**WORK TO COMPLETE**
Tally up the lines carrying the string "chevron" and respond with only the resulting number.

**RAW RECORDS**
====
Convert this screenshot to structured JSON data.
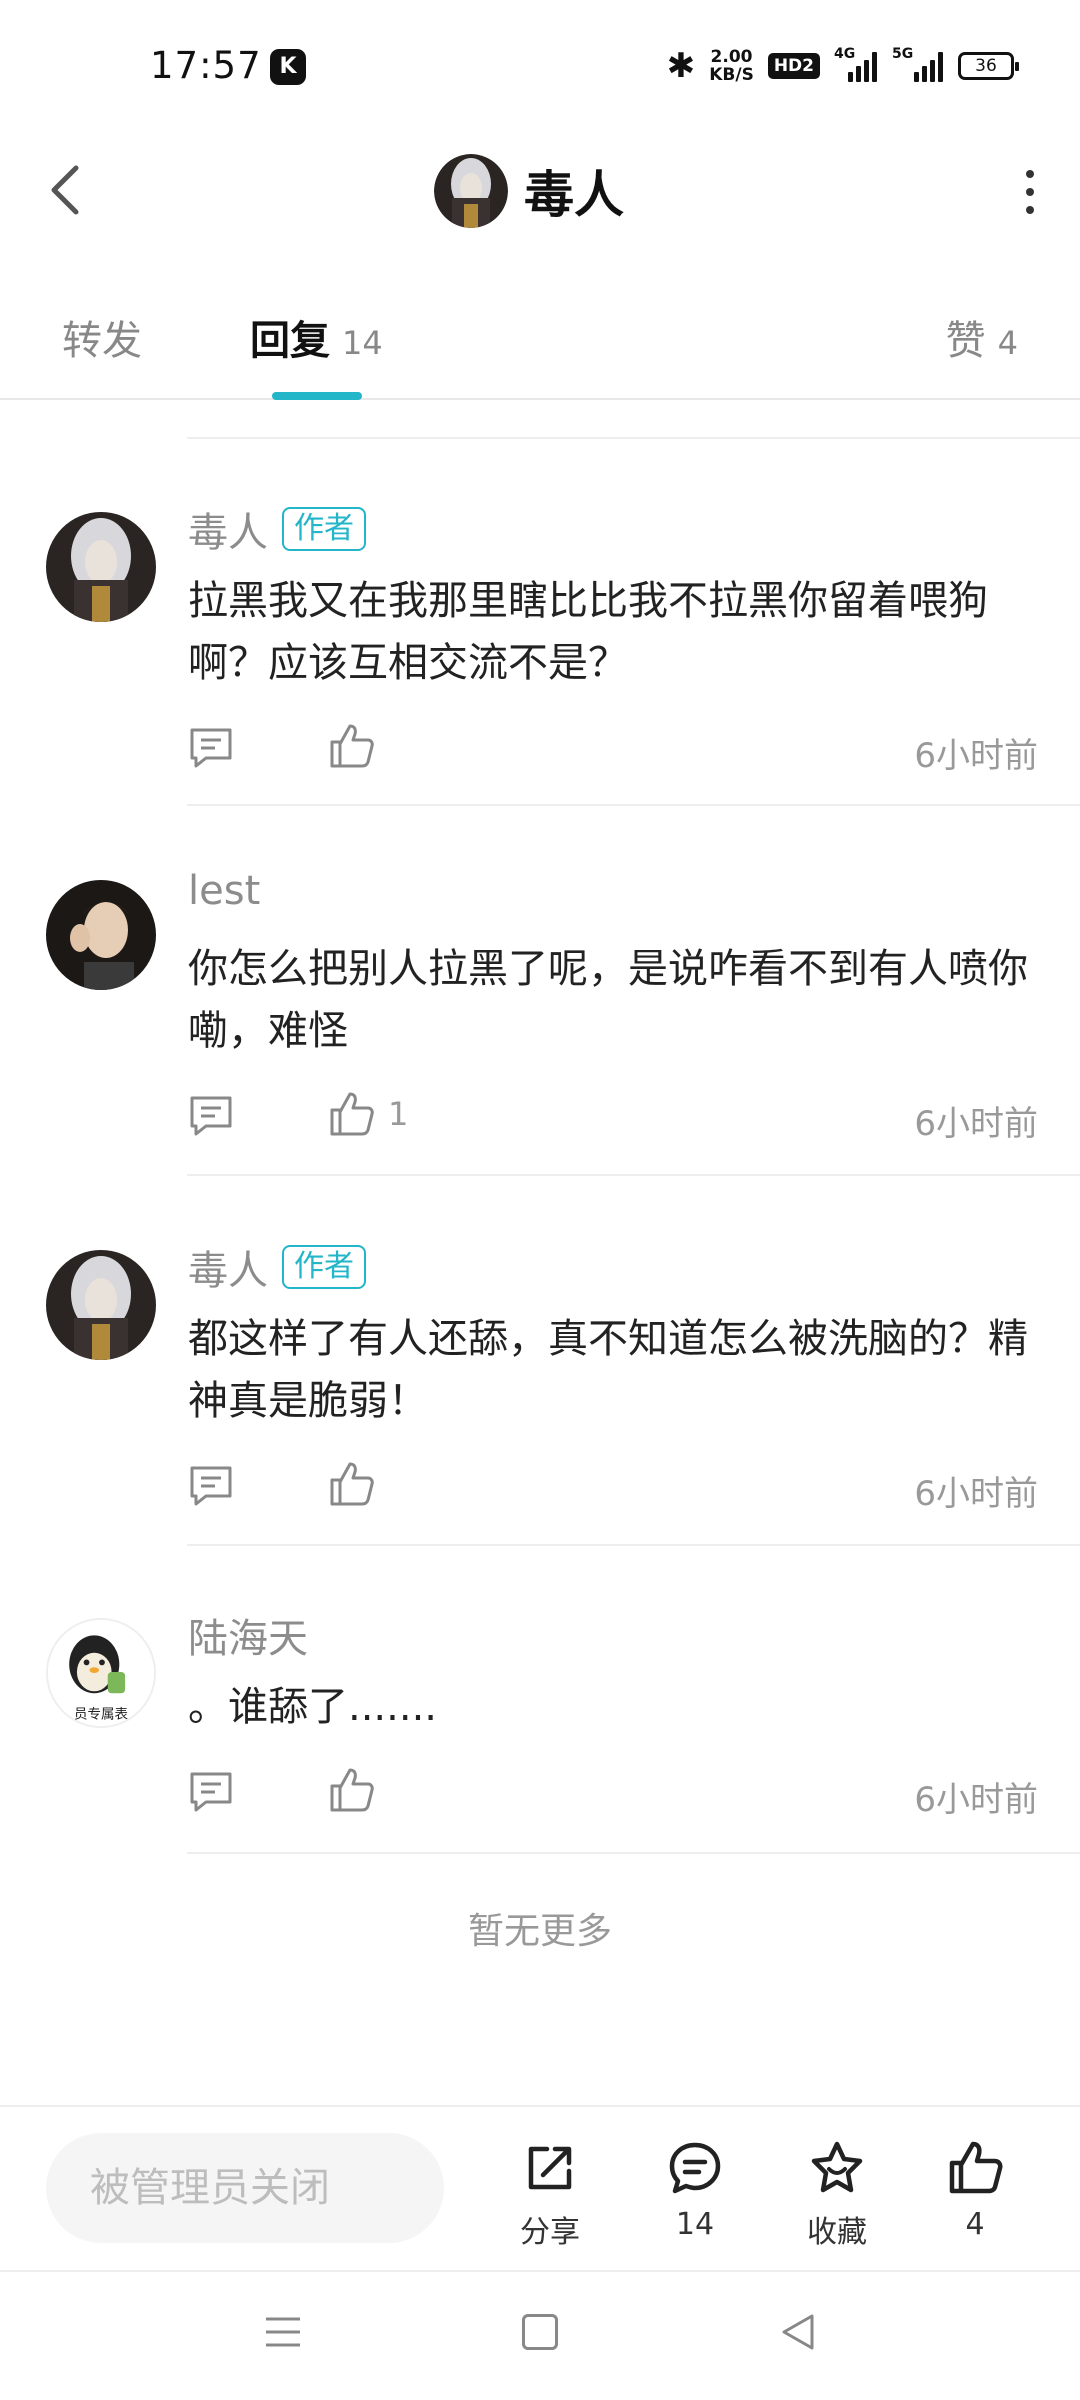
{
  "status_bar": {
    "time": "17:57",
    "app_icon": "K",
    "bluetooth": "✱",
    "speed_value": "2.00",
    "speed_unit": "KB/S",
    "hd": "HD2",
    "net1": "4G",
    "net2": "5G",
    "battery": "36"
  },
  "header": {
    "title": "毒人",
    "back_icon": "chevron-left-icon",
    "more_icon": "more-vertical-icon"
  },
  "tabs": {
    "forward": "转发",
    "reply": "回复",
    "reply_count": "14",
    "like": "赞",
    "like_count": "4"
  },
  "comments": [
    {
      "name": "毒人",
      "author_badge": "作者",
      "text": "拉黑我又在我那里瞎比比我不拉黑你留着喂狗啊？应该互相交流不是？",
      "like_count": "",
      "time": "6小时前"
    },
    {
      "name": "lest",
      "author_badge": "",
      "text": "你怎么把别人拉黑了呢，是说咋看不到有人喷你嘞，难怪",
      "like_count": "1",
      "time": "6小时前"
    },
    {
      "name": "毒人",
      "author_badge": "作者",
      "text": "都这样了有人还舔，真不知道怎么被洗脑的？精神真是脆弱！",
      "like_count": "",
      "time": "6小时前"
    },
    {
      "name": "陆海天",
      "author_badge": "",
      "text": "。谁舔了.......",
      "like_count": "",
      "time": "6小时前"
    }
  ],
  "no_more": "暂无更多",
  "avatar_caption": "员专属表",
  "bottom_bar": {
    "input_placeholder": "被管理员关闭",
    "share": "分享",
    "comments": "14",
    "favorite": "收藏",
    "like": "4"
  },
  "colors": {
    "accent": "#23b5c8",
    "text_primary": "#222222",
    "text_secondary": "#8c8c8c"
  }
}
====
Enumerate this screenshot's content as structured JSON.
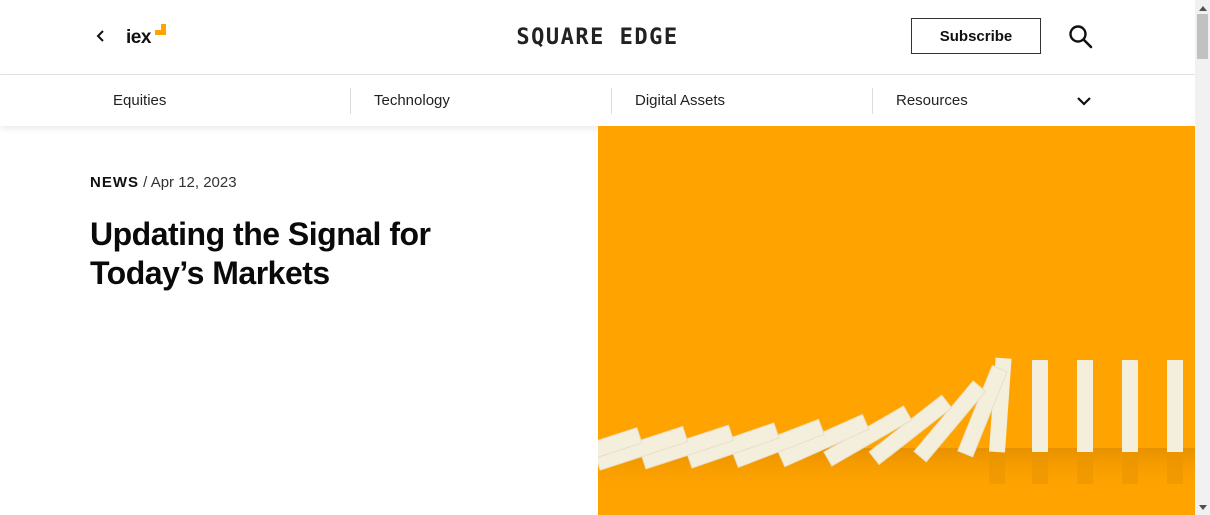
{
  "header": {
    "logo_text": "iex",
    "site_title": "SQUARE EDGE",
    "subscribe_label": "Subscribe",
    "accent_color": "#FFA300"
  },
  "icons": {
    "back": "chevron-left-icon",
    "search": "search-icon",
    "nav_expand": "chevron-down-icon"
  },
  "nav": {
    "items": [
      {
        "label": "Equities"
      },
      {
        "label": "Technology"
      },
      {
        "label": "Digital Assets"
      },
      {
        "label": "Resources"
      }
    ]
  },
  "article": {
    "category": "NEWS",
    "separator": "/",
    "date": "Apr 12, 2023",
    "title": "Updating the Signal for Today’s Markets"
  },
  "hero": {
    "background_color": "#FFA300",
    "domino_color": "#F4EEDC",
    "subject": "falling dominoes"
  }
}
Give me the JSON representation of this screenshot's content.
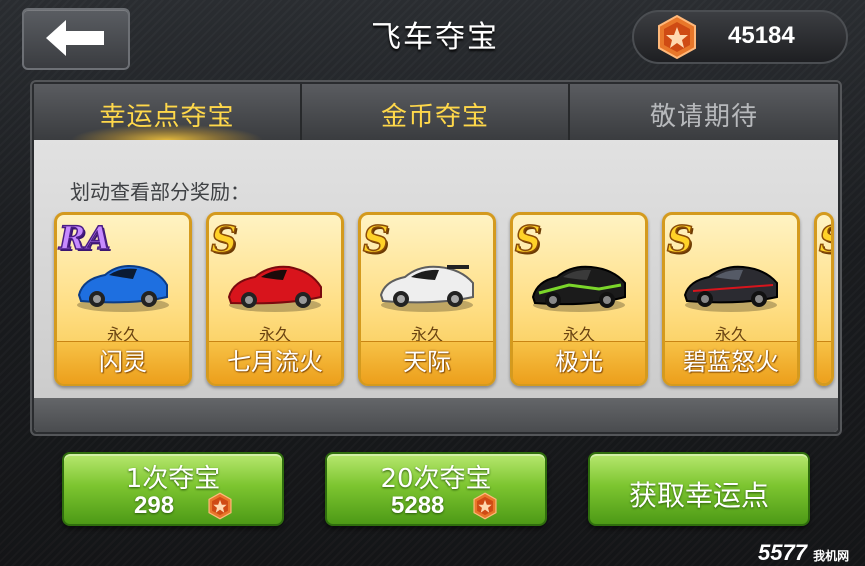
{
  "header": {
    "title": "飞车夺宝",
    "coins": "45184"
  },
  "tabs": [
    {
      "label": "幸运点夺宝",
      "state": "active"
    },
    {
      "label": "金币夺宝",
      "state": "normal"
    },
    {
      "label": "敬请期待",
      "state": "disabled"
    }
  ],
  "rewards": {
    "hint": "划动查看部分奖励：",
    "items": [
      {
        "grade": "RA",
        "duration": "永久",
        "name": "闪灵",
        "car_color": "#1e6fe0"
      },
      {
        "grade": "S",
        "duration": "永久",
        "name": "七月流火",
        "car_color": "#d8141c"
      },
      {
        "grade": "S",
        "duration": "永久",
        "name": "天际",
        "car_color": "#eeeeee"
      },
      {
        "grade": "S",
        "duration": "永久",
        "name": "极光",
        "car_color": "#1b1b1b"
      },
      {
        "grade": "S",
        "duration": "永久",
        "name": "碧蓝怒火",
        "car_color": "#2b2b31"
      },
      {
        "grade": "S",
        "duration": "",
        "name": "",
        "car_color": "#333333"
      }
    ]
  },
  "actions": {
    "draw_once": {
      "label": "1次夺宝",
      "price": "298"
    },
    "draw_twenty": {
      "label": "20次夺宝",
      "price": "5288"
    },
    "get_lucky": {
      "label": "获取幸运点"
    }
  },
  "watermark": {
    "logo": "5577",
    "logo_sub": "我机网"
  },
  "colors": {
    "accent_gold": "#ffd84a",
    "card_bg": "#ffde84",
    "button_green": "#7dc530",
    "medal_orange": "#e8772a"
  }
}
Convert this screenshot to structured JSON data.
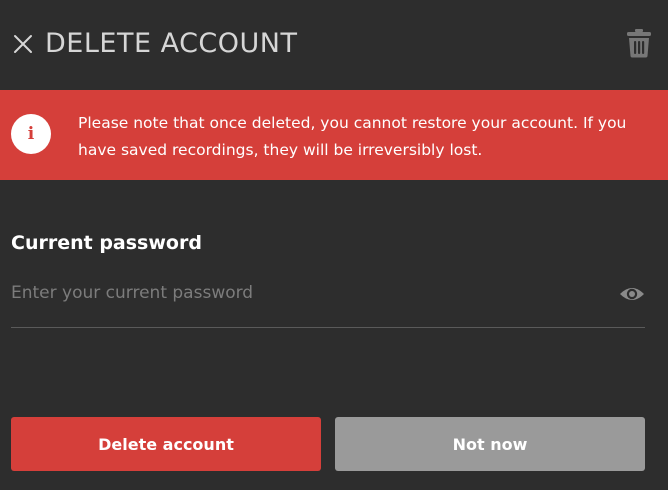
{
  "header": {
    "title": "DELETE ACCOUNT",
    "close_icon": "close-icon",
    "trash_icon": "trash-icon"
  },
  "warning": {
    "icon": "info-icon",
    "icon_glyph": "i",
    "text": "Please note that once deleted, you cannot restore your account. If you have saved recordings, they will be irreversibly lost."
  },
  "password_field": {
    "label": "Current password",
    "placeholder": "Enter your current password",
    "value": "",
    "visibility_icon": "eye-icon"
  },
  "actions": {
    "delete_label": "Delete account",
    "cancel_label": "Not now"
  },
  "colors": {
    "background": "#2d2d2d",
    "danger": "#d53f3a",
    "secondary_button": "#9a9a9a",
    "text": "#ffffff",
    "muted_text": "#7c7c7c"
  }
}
====
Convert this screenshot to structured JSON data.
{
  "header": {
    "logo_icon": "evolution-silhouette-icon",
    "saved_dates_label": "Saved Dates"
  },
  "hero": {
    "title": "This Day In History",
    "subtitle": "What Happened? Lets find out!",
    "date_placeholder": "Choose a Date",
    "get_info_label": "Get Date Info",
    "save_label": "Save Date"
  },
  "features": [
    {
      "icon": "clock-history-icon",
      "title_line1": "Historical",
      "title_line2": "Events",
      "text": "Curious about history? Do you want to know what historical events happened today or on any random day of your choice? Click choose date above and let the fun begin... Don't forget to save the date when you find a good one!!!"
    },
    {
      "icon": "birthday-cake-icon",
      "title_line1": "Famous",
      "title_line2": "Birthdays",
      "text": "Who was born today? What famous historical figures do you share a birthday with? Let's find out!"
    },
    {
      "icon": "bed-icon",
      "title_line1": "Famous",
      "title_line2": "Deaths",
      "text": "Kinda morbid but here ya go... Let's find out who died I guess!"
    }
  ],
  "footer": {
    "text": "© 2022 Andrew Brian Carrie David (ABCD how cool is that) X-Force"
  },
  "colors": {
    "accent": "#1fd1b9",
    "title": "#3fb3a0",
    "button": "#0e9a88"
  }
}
====
**COMPLETED TASK**
3